● **SET EXERCISE**
Find each line with the string "потом" and copy it.

═════ RECORDS PROVIDED

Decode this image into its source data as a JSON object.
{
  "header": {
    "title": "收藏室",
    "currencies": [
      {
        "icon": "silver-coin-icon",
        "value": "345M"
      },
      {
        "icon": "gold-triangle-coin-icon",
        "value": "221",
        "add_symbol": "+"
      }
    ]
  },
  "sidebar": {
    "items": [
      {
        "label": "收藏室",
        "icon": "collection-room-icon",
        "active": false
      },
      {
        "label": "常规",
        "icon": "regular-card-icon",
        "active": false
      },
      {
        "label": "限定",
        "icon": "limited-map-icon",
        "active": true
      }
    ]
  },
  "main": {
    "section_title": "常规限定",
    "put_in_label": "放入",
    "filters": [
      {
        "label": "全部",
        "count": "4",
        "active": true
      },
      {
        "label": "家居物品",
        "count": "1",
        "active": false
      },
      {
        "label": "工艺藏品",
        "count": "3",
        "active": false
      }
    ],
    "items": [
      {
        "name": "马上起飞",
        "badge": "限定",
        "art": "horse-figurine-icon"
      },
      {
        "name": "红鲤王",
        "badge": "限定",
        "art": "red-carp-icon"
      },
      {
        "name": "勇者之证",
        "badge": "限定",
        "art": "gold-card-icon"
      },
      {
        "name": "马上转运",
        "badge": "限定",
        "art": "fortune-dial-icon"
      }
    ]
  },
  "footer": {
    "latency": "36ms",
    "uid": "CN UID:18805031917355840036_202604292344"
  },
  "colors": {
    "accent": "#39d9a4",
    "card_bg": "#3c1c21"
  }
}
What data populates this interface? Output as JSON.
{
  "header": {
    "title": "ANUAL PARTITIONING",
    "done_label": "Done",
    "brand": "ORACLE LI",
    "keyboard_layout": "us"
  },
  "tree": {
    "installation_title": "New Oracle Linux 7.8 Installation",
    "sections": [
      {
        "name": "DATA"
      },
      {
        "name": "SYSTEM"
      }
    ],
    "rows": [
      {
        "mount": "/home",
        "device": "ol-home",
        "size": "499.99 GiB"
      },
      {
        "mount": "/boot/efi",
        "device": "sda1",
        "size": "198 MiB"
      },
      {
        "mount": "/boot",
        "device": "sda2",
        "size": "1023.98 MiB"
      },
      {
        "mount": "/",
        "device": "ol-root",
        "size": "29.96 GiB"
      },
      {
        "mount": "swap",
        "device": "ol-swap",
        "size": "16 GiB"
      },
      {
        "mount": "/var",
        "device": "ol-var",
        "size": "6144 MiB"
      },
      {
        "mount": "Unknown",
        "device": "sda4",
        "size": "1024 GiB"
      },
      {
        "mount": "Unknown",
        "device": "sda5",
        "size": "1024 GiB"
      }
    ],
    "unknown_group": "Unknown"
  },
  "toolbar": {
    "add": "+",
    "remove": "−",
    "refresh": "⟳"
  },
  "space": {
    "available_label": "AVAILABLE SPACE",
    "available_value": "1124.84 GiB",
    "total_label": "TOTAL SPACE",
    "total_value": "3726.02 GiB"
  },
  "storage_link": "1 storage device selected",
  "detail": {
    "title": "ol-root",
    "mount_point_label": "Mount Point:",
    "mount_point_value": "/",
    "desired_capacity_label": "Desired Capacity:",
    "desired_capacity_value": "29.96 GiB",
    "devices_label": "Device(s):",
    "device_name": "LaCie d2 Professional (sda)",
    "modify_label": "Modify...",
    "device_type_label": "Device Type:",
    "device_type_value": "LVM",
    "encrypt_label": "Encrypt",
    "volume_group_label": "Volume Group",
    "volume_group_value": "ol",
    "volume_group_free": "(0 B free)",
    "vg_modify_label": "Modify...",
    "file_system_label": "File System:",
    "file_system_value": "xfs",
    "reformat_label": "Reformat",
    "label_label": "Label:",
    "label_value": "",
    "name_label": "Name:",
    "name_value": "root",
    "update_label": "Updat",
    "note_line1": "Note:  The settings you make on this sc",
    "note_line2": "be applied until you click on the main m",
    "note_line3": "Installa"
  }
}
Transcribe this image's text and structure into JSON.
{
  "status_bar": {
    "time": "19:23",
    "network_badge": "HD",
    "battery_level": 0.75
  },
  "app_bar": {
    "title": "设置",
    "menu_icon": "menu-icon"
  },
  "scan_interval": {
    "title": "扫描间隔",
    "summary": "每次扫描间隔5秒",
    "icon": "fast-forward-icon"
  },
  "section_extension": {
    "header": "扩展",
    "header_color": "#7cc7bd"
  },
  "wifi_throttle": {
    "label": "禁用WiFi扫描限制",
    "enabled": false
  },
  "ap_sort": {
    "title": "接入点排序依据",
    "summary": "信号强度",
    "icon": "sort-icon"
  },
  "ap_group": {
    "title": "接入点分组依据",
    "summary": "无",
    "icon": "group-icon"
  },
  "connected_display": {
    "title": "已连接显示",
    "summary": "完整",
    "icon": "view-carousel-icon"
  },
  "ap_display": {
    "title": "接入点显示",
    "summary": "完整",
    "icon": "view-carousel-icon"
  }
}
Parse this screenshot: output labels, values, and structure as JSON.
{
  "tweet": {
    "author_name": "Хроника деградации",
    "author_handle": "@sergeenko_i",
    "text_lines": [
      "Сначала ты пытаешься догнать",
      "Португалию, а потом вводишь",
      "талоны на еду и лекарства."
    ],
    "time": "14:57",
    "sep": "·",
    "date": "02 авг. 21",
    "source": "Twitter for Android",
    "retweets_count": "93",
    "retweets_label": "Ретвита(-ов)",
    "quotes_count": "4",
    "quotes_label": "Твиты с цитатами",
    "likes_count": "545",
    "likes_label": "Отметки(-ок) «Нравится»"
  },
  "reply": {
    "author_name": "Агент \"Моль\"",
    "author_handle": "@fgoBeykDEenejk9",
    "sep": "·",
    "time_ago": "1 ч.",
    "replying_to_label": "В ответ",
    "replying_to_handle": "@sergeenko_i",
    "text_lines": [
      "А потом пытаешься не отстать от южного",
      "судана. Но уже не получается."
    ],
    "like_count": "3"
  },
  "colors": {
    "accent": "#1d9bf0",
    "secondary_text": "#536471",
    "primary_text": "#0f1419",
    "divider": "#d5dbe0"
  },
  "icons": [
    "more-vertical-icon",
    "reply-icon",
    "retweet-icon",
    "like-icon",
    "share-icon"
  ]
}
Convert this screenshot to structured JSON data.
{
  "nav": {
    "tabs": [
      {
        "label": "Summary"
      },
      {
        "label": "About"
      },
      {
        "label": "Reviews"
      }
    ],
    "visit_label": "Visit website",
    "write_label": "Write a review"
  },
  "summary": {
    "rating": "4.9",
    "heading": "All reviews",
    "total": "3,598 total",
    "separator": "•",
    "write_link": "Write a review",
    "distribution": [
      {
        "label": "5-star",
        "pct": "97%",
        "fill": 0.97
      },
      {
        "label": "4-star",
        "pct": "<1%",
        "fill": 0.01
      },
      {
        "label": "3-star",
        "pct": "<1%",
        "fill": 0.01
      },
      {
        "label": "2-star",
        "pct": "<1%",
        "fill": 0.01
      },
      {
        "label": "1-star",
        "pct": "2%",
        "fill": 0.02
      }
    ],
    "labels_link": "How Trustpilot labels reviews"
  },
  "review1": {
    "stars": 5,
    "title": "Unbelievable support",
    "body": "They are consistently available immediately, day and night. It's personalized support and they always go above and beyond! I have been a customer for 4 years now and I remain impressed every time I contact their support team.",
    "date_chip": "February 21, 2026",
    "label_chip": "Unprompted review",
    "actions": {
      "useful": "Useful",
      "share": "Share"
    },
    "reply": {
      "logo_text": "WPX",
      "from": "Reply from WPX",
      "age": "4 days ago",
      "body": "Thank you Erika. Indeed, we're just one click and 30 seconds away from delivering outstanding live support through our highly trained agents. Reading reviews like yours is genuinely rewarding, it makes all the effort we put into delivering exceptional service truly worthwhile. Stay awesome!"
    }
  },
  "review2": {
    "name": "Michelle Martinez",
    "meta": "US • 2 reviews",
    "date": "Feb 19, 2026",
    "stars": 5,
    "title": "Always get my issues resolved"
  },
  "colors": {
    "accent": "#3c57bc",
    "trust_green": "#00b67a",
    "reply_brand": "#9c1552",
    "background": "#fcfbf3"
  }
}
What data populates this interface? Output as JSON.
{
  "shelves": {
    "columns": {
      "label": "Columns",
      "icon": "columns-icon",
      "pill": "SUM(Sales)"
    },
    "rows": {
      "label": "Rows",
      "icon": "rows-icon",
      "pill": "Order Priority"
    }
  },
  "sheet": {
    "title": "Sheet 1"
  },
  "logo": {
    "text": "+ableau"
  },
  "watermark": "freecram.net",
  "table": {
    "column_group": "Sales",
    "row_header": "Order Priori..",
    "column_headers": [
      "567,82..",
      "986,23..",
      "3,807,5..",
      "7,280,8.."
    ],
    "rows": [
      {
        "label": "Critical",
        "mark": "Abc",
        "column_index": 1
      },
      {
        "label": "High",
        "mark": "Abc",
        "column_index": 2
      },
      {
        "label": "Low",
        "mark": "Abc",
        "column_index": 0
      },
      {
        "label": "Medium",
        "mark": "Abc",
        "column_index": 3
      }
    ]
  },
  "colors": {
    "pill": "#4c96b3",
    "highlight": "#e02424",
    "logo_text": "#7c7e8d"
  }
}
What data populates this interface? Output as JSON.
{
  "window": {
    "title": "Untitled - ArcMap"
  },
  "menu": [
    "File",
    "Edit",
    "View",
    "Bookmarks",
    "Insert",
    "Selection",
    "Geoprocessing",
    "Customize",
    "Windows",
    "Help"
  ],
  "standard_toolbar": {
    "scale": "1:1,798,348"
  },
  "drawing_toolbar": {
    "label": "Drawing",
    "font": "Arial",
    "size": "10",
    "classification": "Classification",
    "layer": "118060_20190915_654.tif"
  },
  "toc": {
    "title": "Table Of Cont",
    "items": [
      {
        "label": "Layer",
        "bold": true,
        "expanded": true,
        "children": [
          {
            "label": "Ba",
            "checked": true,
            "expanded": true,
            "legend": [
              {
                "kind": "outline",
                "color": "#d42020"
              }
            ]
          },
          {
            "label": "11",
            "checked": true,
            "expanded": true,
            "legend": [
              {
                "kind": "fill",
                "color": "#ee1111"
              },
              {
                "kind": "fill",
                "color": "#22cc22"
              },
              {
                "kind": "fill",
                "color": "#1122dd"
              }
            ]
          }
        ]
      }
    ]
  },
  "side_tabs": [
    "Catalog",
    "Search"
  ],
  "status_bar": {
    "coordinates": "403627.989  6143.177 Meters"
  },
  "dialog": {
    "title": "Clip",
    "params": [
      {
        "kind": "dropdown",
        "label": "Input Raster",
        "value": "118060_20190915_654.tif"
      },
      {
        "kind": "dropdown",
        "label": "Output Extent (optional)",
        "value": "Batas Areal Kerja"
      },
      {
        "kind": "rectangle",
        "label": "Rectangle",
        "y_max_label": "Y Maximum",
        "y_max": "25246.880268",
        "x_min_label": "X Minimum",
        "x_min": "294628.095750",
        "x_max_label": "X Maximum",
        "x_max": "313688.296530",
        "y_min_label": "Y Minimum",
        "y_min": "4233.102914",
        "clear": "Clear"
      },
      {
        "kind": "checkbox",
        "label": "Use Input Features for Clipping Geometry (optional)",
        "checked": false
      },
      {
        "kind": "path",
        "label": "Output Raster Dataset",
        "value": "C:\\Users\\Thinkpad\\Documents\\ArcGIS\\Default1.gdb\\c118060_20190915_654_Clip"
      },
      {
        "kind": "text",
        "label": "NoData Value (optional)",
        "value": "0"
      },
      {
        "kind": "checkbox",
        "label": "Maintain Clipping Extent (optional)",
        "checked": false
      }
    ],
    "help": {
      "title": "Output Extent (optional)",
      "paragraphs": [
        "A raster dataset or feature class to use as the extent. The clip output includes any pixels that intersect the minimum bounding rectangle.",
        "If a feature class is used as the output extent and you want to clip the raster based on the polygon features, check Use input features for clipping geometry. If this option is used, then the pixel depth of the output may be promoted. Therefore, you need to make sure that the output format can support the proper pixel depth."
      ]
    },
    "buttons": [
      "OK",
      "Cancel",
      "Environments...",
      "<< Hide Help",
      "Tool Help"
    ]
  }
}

══════════

● **TASK SOLUTION**
      "Португалию, а потом вводишь",
      "А потом пытаешься не отстать от южного",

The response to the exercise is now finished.